begin SUPPLIED RECORDS

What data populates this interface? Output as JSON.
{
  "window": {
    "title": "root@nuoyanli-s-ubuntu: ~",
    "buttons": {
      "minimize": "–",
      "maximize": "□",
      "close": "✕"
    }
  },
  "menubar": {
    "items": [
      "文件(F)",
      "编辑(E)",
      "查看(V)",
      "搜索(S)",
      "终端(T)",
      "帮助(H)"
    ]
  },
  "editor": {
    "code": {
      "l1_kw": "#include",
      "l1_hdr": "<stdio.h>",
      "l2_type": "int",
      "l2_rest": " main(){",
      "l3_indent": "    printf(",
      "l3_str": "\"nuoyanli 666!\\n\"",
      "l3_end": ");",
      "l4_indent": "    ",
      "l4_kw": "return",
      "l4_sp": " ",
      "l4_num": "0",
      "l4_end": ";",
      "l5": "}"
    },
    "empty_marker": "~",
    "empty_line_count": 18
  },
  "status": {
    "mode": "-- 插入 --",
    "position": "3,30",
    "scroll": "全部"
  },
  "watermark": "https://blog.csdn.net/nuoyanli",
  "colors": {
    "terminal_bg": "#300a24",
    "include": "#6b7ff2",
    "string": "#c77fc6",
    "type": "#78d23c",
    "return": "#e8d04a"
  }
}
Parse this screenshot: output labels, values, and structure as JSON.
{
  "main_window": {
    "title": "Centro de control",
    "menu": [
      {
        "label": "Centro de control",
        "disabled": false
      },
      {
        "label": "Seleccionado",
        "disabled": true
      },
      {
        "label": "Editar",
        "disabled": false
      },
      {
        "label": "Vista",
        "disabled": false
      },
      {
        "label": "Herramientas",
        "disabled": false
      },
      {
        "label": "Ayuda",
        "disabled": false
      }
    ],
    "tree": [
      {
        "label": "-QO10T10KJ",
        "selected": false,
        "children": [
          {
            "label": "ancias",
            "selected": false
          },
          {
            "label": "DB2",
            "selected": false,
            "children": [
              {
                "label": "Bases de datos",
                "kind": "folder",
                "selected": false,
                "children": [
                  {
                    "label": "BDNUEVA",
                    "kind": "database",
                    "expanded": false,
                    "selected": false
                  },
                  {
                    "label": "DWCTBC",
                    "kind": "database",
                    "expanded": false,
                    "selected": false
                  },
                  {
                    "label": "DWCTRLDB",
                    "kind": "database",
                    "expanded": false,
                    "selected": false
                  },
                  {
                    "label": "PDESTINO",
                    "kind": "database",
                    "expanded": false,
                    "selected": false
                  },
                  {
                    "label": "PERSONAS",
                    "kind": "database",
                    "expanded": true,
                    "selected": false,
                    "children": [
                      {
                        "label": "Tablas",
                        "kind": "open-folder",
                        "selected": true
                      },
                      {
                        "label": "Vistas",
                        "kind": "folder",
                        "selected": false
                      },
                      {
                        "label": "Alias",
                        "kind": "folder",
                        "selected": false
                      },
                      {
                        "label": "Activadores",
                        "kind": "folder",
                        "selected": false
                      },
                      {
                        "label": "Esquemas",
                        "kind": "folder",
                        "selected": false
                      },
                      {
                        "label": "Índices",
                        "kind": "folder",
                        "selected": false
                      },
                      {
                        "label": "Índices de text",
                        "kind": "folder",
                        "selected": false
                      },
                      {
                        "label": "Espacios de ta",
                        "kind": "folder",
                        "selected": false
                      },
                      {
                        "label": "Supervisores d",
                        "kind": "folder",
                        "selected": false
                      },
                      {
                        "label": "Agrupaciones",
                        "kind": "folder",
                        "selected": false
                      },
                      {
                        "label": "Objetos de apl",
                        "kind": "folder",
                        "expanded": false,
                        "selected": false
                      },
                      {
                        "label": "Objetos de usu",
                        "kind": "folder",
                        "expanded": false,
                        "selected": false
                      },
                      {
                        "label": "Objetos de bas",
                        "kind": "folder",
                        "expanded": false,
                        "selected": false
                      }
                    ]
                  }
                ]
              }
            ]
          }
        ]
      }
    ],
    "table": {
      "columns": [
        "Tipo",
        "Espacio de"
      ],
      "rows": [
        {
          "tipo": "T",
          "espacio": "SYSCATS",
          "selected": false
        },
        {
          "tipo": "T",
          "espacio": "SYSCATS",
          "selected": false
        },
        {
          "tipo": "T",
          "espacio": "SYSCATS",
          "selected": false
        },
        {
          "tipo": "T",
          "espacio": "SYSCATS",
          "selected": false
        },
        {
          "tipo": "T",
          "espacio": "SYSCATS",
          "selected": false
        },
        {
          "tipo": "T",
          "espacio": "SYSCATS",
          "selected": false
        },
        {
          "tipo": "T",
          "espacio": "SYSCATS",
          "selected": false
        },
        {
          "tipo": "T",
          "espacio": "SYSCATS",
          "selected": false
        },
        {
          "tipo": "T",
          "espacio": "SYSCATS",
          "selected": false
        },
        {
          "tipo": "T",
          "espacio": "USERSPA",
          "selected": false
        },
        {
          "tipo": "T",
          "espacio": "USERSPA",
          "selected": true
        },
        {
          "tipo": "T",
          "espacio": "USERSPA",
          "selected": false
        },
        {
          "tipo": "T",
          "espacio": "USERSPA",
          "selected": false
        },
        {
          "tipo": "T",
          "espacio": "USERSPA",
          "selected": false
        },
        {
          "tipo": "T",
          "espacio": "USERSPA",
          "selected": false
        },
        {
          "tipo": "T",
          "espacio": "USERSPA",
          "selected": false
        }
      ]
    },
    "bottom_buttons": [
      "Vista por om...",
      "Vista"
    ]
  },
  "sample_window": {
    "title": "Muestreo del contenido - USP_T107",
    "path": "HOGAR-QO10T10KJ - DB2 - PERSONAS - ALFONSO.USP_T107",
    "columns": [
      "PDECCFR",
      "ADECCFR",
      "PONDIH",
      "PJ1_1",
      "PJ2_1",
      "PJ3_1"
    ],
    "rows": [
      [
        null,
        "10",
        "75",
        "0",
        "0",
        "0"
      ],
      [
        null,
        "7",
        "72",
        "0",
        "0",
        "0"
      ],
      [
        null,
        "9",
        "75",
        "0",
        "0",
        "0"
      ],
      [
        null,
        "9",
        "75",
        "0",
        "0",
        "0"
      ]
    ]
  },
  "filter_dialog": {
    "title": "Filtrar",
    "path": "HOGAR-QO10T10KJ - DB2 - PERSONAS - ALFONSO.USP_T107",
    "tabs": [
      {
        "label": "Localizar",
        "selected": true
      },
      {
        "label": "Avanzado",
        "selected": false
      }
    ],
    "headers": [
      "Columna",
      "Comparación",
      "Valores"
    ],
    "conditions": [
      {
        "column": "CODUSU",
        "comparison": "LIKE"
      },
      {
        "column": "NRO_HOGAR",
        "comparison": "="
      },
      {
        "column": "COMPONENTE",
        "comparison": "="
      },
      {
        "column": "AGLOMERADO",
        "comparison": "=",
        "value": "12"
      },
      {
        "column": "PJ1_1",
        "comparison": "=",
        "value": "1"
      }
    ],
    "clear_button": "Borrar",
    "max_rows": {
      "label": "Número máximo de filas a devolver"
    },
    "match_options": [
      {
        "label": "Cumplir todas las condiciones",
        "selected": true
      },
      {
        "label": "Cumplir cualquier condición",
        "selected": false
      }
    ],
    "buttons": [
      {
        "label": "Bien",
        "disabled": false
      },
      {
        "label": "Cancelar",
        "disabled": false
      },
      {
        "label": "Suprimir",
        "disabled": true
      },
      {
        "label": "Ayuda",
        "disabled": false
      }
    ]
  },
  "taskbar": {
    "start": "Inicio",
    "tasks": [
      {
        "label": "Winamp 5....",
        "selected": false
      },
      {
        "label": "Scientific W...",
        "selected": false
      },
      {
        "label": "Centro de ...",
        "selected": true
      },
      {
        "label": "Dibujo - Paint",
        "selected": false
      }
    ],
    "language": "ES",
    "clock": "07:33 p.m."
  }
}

end SUPPLIED RECORDS

Quote the entire listing above exactly.

What data populates this interface? Output as JSON.
{
  "window": {
    "title": "root@nuoyanli-s-ubuntu: ~",
    "buttons": {
      "minimize": "–",
      "maximize": "□",
      "close": "✕"
    }
  },
  "menubar": {
    "items": [
      "文件(F)",
      "编辑(E)",
      "查看(V)",
      "搜索(S)",
      "终端(T)",
      "帮助(H)"
    ]
  },
  "editor": {
    "code": {
      "l1_kw": "#include",
      "l1_hdr": "<stdio.h>",
      "l2_type": "int",
      "l2_rest": " main(){",
      "l3_indent": "    printf(",
      "l3_str": "\"nuoyanli 666!\\n\"",
      "l3_end": ");",
      "l4_indent": "    ",
      "l4_kw": "return",
      "l4_sp": " ",
      "l4_num": "0",
      "l4_end": ";",
      "l5": "}"
    },
    "empty_marker": "~",
    "empty_line_count": 18
  },
  "status": {
    "mode": "-- 插入 --",
    "position": "3,30",
    "scroll": "全部"
  },
  "watermark": "https://blog.csdn.net/nuoyanli",
  "colors": {
    "terminal_bg": "#300a24",
    "include": "#6b7ff2",
    "string": "#c77fc6",
    "type": "#78d23c",
    "return": "#e8d04a"
  }
}
Parse this screenshot: output labels, values, and structure as JSON.
{
  "main_window": {
    "title": "Centro de control",
    "menu": [
      {
        "label": "Centro de control",
        "disabled": false
      },
      {
        "label": "Seleccionado",
        "disabled": true
      },
      {
        "label": "Editar",
        "disabled": false
      },
      {
        "label": "Vista",
        "disabled": false
      },
      {
        "label": "Herramientas",
        "disabled": false
      },
      {
        "label": "Ayuda",
        "disabled": false
      }
    ],
    "tree": [
      {
        "label": "-QO10T10KJ",
        "selected": false,
        "children": [
          {
            "label": "ancias",
            "selected": false
          },
          {
            "label": "DB2",
            "selected": false,
            "children": [
              {
                "label": "Bases de datos",
                "kind": "folder",
                "selected": false,
                "children": [
                  {
                    "label": "BDNUEVA",
                    "kind": "database",
                    "expanded": false,
                    "selected": false
                  },
                  {
                    "label": "DWCTBC",
                    "kind": "database",
                    "expanded": false,
                    "selected": false
                  },
                  {
                    "label": "DWCTRLDB",
                    "kind": "database",
                    "expanded": false,
                    "selected": false
                  },
                  {
                    "label": "PDESTINO",
                    "kind": "database",
                    "expanded": false,
                    "selected": false
                  },
                  {
                    "label": "PERSONAS",
                    "kind": "database",
                    "expanded": true,
                    "selected": false,
                    "children": [
                      {
                        "label": "Tablas",
                        "kind": "open-folder",
                        "selected": true
                      },
                      {
                        "label": "Vistas",
                        "kind": "folder",
                        "selected": false
                      },
                      {
                        "label": "Alias",
                        "kind": "folder",
                        "selected": false
                      },
                      {
                        "label": "Activadores",
                        "kind": "folder",
                        "selected": false
                      },
                      {
                        "label": "Esquemas",
                        "kind": "folder",
                        "selected": false
                      },
                      {
                        "label": "Índices",
                        "kind": "folder",
                        "selected": false
                      },
                      {
                        "label": "Índices de text",
                        "kind": "folder",
                        "selected": false
                      },
                      {
                        "label": "Espacios de ta",
                        "kind": "folder",
                        "selected": false
                      },
                      {
                        "label": "Supervisores d",
                        "kind": "folder",
                        "selected": false
                      },
                      {
                        "label": "Agrupaciones",
                        "kind": "folder",
                        "selected": false
                      },
                      {
                        "label": "Objetos de apl",
                        "kind": "folder",
                        "expanded": false,
                        "selected": false
                      },
                      {
                        "label": "Objetos de usu",
                        "kind": "folder",
                        "expanded": false,
                        "selected": false
                      },
                      {
                        "label": "Objetos de bas",
                        "kind": "folder",
                        "expanded": false,
                        "selected": false
                      }
                    ]
                  }
                ]
              }
            ]
          }
        ]
      }
    ],
    "table": {
      "columns": [
        "Tipo",
        "Espacio de"
      ],
      "rows": [
        {
          "tipo": "T",
          "espacio": "SYSCATS",
          "selected": false
        },
        {
          "tipo": "T",
          "espacio": "SYSCATS",
          "selected": false
        },
        {
          "tipo": "T",
          "espacio": "SYSCATS",
          "selected": false
        },
        {
          "tipo": "T",
          "espacio": "SYSCATS",
          "selected": false
        },
        {
          "tipo": "T",
          "espacio": "SYSCATS",
          "selected": false
        },
        {
          "tipo": "T",
          "espacio": "SYSCATS",
          "selected": false
        },
        {
          "tipo": "T",
          "espacio": "SYSCATS",
          "selected": false
        },
        {
          "tipo": "T",
          "espacio": "SYSCATS",
          "selected": false
        },
        {
          "tipo": "T",
          "espacio": "SYSCATS",
          "selected": false
        },
        {
          "tipo": "T",
          "espacio": "USERSPA",
          "selected": false
        },
        {
          "tipo": "T",
          "espacio": "USERSPA",
          "selected": true
        },
        {
          "tipo": "T",
          "espacio": "USERSPA",
          "selected": false
        },
        {
          "tipo": "T",
          "espacio": "USERSPA",
          "selected": false
        },
        {
          "tipo": "T",
          "espacio": "USERSPA",
          "selected": false
        },
        {
          "tipo": "T",
          "espacio": "USERSPA",
          "selected": false
        },
        {
          "tipo": "T",
          "espacio": "USERSPA",
          "selected": false
        }
      ]
    },
    "bottom_buttons": [
      "Vista por om...",
      "Vista"
    ]
  },
  "sample_window": {
    "title": "Muestreo del contenido - USP_T107",
    "path": "HOGAR-QO10T10KJ - DB2 - PERSONAS - ALFONSO.USP_T107",
    "columns": [
      "PDECCFR",
      "ADECCFR",
      "PONDIH",
      "PJ1_1",
      "PJ2_1",
      "PJ3_1"
    ],
    "rows": [
      [
        null,
        "10",
        "75",
        "0",
        "0",
        "0"
      ],
      [
        null,
        "7",
        "72",
        "0",
        "0",
        "0"
      ],
      [
        null,
        "9",
        "75",
        "0",
        "0",
        "0"
      ],
      [
        null,
        "9",
        "75",
        "0",
        "0",
        "0"
      ]
    ]
  },
  "filter_dialog": {
    "title": "Filtrar",
    "path": "HOGAR-QO10T10KJ - DB2 - PERSONAS - ALFONSO.USP_T107",
    "tabs": [
      {
        "label": "Localizar",
        "selected": true
      },
      {
        "label": "Avanzado",
        "selected": false
      }
    ],
    "headers": [
      "Columna",
      "Comparación",
      "Valores"
    ],
    "conditions": [
      {
        "column": "CODUSU",
        "comparison": "LIKE"
      },
      {
        "column": "NRO_HOGAR",
        "comparison": "="
      },
      {
        "column": "COMPONENTE",
        "comparison": "="
      },
      {
        "column": "AGLOMERADO",
        "comparison": "=",
        "value": "12"
      },
      {
        "column": "PJ1_1",
        "comparison": "=",
        "value": "1"
      }
    ],
    "clear_button": "Borrar",
    "max_rows": {
      "label": "Número máximo de filas a devolver"
    },
    "match_options": [
      {
        "label": "Cumplir todas las condiciones",
        "selected": true
      },
      {
        "label": "Cumplir cualquier condición",
        "selected": false
      }
    ],
    "buttons": [
      {
        "label": "Bien",
        "disabled": false
      },
      {
        "label": "Cancelar",
        "disabled": false
      },
      {
        "label": "Suprimir",
        "disabled": true
      },
      {
        "label": "Ayuda",
        "disabled": false
      }
    ]
  },
  "taskbar": {
    "start": "Inicio",
    "tasks": [
      {
        "label": "Winamp 5....",
        "selected": false
      },
      {
        "label": "Scientific W...",
        "selected": false
      },
      {
        "label": "Centro de ...",
        "selected": true
      },
      {
        "label": "Dibujo - Paint",
        "selected": false
      }
    ],
    "language": "ES",
    "clock": "07:33 p.m."
  }
}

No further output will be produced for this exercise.